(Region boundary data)
#####

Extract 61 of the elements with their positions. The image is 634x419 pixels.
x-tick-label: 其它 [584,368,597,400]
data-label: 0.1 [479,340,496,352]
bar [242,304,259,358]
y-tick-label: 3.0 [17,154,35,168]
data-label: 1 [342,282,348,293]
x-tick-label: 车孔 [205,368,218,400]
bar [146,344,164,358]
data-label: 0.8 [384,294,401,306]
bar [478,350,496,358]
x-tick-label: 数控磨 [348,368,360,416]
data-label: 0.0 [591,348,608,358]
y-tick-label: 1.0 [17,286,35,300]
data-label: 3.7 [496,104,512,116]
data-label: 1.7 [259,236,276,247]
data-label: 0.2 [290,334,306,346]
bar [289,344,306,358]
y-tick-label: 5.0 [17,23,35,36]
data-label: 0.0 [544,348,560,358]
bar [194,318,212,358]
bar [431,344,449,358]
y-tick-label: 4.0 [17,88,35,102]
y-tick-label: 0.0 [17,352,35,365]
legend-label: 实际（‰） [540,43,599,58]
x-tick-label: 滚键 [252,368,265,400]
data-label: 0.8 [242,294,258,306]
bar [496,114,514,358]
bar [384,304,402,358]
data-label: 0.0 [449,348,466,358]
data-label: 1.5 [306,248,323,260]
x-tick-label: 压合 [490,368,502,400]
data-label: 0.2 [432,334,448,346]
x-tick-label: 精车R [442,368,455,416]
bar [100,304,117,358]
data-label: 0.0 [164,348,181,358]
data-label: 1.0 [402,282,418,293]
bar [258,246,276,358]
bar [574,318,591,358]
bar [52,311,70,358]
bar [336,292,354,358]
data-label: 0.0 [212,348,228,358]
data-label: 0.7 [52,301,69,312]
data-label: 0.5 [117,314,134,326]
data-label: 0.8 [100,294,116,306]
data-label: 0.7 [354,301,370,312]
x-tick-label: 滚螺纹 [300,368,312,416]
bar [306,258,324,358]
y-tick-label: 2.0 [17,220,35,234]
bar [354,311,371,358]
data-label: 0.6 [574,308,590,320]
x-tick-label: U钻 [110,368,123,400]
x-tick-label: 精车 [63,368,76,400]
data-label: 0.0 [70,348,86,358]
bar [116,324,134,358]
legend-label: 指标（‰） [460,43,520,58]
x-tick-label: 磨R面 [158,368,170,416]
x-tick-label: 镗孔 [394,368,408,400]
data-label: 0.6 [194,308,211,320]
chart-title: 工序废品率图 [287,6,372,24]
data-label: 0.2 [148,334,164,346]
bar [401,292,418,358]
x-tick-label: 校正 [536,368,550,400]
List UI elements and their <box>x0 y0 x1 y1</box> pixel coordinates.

#####

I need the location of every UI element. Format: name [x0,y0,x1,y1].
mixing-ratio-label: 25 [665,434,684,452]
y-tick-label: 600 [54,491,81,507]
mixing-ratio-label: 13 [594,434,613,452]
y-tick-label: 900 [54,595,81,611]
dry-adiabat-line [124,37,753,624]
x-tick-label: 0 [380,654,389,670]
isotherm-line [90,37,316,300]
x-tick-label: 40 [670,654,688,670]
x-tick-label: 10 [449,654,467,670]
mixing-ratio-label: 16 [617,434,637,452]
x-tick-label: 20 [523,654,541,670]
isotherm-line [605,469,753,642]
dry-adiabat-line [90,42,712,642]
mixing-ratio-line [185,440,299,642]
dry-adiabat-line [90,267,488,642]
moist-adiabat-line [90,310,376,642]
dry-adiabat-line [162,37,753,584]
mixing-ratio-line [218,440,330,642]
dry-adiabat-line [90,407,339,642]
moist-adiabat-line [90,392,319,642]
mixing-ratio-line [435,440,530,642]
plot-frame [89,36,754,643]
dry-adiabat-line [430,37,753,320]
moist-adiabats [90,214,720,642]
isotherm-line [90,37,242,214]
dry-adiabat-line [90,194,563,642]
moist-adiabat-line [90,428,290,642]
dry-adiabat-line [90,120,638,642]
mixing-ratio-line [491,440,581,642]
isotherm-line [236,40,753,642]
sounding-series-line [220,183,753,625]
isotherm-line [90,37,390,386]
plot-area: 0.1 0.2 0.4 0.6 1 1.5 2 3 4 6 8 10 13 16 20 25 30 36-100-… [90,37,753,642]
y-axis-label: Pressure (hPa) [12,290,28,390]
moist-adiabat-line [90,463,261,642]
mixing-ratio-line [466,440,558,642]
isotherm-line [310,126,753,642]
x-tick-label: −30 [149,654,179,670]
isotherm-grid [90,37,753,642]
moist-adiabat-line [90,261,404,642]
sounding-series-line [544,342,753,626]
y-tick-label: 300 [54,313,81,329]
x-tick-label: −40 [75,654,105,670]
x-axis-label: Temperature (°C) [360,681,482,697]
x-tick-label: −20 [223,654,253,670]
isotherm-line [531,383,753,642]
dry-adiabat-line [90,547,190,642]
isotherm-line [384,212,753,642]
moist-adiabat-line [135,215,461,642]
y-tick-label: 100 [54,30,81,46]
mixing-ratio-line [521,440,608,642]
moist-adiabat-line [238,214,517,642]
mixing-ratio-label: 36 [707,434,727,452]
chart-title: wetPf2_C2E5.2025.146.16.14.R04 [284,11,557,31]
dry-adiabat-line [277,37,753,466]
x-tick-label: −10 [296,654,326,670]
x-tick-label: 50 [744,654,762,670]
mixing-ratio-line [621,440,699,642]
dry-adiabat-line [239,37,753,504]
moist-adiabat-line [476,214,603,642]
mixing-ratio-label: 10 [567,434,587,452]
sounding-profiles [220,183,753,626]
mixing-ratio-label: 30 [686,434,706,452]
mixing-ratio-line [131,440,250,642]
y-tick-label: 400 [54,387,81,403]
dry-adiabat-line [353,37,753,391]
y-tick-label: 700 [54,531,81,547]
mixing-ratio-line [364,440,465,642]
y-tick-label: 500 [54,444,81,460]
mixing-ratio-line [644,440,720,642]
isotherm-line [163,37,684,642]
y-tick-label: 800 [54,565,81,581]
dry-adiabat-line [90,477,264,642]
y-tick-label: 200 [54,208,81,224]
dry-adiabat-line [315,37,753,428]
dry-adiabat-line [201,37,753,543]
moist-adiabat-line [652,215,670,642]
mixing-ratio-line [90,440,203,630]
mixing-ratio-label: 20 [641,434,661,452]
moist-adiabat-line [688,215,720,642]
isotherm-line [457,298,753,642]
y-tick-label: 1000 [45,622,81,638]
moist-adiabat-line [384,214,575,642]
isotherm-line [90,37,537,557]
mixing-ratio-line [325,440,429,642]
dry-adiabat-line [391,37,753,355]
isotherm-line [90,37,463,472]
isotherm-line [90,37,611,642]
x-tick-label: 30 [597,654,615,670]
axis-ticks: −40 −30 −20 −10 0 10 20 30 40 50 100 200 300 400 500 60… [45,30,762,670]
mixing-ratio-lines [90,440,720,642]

#####

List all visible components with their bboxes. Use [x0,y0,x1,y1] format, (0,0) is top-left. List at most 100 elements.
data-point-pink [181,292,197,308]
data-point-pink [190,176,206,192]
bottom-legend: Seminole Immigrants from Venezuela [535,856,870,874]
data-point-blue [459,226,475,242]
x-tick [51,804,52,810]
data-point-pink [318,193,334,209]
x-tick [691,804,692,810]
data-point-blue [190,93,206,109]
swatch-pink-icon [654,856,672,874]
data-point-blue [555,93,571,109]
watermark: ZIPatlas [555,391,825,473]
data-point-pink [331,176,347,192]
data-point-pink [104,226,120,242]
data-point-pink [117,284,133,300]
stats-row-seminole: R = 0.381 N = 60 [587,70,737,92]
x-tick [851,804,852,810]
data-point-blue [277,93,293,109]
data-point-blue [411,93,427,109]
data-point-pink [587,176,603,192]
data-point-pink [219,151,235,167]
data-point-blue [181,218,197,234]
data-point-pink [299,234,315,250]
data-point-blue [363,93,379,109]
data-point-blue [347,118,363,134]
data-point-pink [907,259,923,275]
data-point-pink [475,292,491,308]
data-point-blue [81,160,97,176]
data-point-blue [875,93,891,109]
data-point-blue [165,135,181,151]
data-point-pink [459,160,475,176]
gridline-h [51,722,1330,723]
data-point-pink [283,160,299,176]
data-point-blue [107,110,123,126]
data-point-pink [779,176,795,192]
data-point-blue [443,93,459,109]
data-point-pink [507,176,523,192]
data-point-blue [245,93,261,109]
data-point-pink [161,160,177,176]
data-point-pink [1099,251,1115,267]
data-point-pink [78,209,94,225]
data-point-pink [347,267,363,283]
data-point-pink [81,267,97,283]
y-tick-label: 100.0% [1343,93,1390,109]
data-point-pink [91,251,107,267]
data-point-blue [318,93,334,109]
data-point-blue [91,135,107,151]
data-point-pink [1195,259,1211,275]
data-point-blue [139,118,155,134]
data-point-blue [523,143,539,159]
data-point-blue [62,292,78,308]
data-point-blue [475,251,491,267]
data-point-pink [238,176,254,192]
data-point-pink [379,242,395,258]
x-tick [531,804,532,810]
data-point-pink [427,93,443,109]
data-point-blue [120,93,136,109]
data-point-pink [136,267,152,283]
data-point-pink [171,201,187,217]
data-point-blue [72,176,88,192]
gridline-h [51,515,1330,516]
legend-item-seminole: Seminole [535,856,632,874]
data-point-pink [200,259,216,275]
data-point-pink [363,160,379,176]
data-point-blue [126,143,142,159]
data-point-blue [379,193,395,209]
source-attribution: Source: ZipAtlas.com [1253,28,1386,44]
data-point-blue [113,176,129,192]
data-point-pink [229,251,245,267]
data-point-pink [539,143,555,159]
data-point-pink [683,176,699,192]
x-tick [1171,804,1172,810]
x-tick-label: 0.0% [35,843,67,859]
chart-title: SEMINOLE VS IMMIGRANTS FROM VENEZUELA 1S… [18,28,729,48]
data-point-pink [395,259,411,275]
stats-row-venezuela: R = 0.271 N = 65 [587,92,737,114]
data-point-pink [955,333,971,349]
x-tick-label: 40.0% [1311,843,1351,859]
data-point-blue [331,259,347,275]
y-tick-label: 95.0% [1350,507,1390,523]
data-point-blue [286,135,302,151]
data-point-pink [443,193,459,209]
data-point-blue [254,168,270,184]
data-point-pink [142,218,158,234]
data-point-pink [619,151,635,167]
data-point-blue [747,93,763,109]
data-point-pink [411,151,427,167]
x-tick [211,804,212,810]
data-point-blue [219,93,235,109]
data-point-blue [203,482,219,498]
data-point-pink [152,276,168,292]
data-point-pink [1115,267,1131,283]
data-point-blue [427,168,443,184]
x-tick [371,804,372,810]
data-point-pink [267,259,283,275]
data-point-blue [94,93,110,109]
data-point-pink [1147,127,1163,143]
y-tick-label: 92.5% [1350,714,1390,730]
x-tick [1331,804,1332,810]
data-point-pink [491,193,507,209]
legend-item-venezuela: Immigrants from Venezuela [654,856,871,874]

#####

- Exercise aim -
Rewrite the part of the data that opens with the line containing "Extract 61 of" and closes with the line containing "List UI elements", changing every "bar" to "column" and leaving everything else the same.

- Exercise answer -
Extract 61 of the elements with their positions. The image is 634x419 pixels.
x-tick-label: 其它 [584,368,597,400]
data-label: 0.1 [479,340,496,352]
column [242,304,259,358]
y-tick-label: 3.0 [17,154,35,168]
data-label: 1 [342,282,348,293]
x-tick-label: 车孔 [205,368,218,400]
column [146,344,164,358]
data-label: 0.8 [384,294,401,306]
column [478,350,496,358]
x-tick-label: 数控磨 [348,368,360,416]
data-label: 0.0 [591,348,608,358]
y-tick-label: 1.0 [17,286,35,300]
data-label: 3.7 [496,104,512,116]
data-label: 1.7 [259,236,276,247]
data-label: 0.2 [290,334,306,346]
column [289,344,306,358]
y-tick-label: 5.0 [17,23,35,36]
data-label: 0.0 [544,348,560,358]
column [194,318,212,358]
column [431,344,449,358]
y-tick-label: 4.0 [17,88,35,102]
y-tick-label: 0.0 [17,352,35,365]
legend-label: 实际（‰） [540,43,599,58]
x-tick-label: 滚键 [252,368,265,400]
data-label: 0.8 [242,294,258,306]
column [496,114,514,358]
column [384,304,402,358]
data-label: 0.0 [449,348,466,358]
data-label: 1.5 [306,248,323,260]
x-tick-label: 压合 [490,368,502,400]
data-label: 0.2 [432,334,448,346]
x-tick-label: 精车R [442,368,455,416]
column [100,304,117,358]
data-label: 0.0 [164,348,181,358]
data-label: 1.0 [402,282,418,293]
column [258,246,276,358]
column [574,318,591,358]
column [52,311,70,358]
column [336,292,354,358]
data-label: 0.0 [212,348,228,358]
data-label: 0.7 [52,301,69,312]
data-label: 0.5 [117,314,134,326]
data-label: 0.8 [100,294,116,306]
data-label: 0.7 [354,301,370,312]
x-tick-label: 滚螺纹 [300,368,312,416]
column [306,258,324,358]
y-tick-label: 2.0 [17,220,35,234]
column [354,311,371,358]
data-label: 0.6 [574,308,590,320]
x-tick-label: U钻 [110,368,123,400]
x-tick-label: 精车 [63,368,76,400]
data-label: 0.0 [70,348,86,358]
column [116,324,134,358]
legend-label: 指标（‰） [460,43,520,58]
x-tick-label: 磨R面 [158,368,170,416]
x-tick-label: 镗孔 [394,368,408,400]
data-label: 0.6 [194,308,211,320]
chart-title: 工序废品率图 [287,6,372,24]
data-label: 0.2 [148,334,164,346]
column [401,292,418,358]
x-tick-label: 校正 [536,368,550,400]
List UI elements and their <box>x0 y0 x1 y1</box> pixel coordinates.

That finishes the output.